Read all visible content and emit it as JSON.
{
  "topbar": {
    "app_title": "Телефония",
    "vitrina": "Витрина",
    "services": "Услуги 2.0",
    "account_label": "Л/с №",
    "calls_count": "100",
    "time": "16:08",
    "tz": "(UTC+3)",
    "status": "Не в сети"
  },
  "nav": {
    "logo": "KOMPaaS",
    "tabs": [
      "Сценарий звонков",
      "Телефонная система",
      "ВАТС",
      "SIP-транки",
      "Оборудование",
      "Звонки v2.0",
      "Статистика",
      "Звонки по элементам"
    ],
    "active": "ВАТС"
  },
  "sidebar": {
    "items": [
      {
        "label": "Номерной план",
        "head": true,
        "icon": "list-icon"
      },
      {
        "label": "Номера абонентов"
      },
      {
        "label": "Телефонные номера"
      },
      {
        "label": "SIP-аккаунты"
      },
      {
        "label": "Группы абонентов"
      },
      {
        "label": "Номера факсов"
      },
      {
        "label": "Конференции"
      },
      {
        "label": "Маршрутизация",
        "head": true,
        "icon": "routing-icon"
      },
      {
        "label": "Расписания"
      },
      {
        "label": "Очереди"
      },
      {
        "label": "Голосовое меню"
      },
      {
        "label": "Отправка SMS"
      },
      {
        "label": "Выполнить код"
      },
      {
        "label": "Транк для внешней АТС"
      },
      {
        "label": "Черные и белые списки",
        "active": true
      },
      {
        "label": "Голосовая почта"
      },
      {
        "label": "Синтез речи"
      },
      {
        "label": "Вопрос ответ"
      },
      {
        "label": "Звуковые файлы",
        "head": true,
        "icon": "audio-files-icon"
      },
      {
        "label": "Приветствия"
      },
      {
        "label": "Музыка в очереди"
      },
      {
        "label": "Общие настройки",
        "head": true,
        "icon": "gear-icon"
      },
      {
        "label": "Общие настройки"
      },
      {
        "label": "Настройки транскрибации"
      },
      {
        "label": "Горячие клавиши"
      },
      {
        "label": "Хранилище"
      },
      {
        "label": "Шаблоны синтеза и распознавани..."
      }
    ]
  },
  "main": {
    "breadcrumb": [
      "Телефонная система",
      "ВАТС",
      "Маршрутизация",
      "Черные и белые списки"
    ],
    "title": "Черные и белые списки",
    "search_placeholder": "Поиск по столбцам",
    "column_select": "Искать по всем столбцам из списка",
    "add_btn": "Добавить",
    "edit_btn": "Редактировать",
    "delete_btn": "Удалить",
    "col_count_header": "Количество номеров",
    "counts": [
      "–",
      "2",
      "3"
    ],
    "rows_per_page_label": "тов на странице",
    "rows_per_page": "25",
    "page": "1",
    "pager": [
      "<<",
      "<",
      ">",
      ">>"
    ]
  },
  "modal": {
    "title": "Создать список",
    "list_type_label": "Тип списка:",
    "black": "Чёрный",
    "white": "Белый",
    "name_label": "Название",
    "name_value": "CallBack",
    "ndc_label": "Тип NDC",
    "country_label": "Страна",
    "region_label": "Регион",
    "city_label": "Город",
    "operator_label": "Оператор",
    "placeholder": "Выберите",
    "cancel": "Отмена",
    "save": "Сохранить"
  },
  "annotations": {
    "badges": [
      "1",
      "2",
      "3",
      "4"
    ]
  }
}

## Job
Your task is to return the full listing exactly as it was given.

## Written answer
Read all visible content and emit it as JSON.
{
  "topbar": {
    "app_title": "Телефония",
    "vitrina": "Витрина",
    "services": "Услуги 2.0",
    "account_label": "Л/с №",
    "calls_count": "100",
    "time": "16:08",
    "tz": "(UTC+3)",
    "status": "Не в сети"
  },
  "nav": {
    "logo": "KOMPaaS",
    "tabs": [
      "Сценарий звонков",
      "Телефонная система",
      "ВАТС",
      "SIP-транки",
      "Оборудование",
      "Звонки v2.0",
      "Статистика",
      "Звонки по элементам"
    ],
    "active": "ВАТС"
  },
  "sidebar": {
    "items": [
      {
        "label": "Номерной план",
        "head": true,
        "icon": "list-icon"
      },
      {
        "label": "Номера абонентов"
      },
      {
        "label": "Телефонные номера"
      },
      {
        "label": "SIP-аккаунты"
      },
      {
        "label": "Группы абонентов"
      },
      {
        "label": "Номера факсов"
      },
      {
        "label": "Конференции"
      },
      {
        "label": "Маршрутизация",
        "head": true,
        "icon": "routing-icon"
      },
      {
        "label": "Расписания"
      },
      {
        "label": "Очереди"
      },
      {
        "label": "Голосовое меню"
      },
      {
        "label": "Отправка SMS"
      },
      {
        "label": "Выполнить код"
      },
      {
        "label": "Транк для внешней АТС"
      },
      {
        "label": "Черные и белые списки",
        "active": true
      },
      {
        "label": "Голосовая почта"
      },
      {
        "label": "Синтез речи"
      },
      {
        "label": "Вопрос ответ"
      },
      {
        "label": "Звуковые файлы",
        "head": true,
        "icon": "audio-files-icon"
      },
      {
        "label": "Приветствия"
      },
      {
        "label": "Музыка в очереди"
      },
      {
        "label": "Общие настройки",
        "head": true,
        "icon": "gear-icon"
      },
      {
        "label": "Общие настройки"
      },
      {
        "label": "Настройки транскрибации"
      },
      {
        "label": "Горячие клавиши"
      },
      {
        "label": "Хранилище"
      },
      {
        "label": "Шаблоны синтеза и распознавани..."
      }
    ]
  },
  "main": {
    "breadcrumb": [
      "Телефонная система",
      "ВАТС",
      "Маршрутизация",
      "Черные и белые списки"
    ],
    "title": "Черные и белые списки",
    "search_placeholder": "Поиск по столбцам",
    "column_select": "Искать по всем столбцам из списка",
    "add_btn": "Добавить",
    "edit_btn": "Редактировать",
    "delete_btn": "Удалить",
    "col_count_header": "Количество номеров",
    "counts": [
      "–",
      "2",
      "3"
    ],
    "rows_per_page_label": "тов на странице",
    "rows_per_page": "25",
    "page": "1",
    "pager": [
      "<<",
      "<",
      ">",
      ">>"
    ]
  },
  "modal": {
    "title": "Создать список",
    "list_type_label": "Тип списка:",
    "black": "Чёрный",
    "white": "Белый",
    "name_label": "Название",
    "name_value": "CallBack",
    "ndc_label": "Тип NDC",
    "country_label": "Страна",
    "region_label": "Регион",
    "city_label": "Город",
    "operator_label": "Оператор",
    "placeholder": "Выберите",
    "cancel": "Отмена",
    "save": "Сохранить"
  },
  "annotations": {
    "badges": [
      "1",
      "2",
      "3",
      "4"
    ]
  }
}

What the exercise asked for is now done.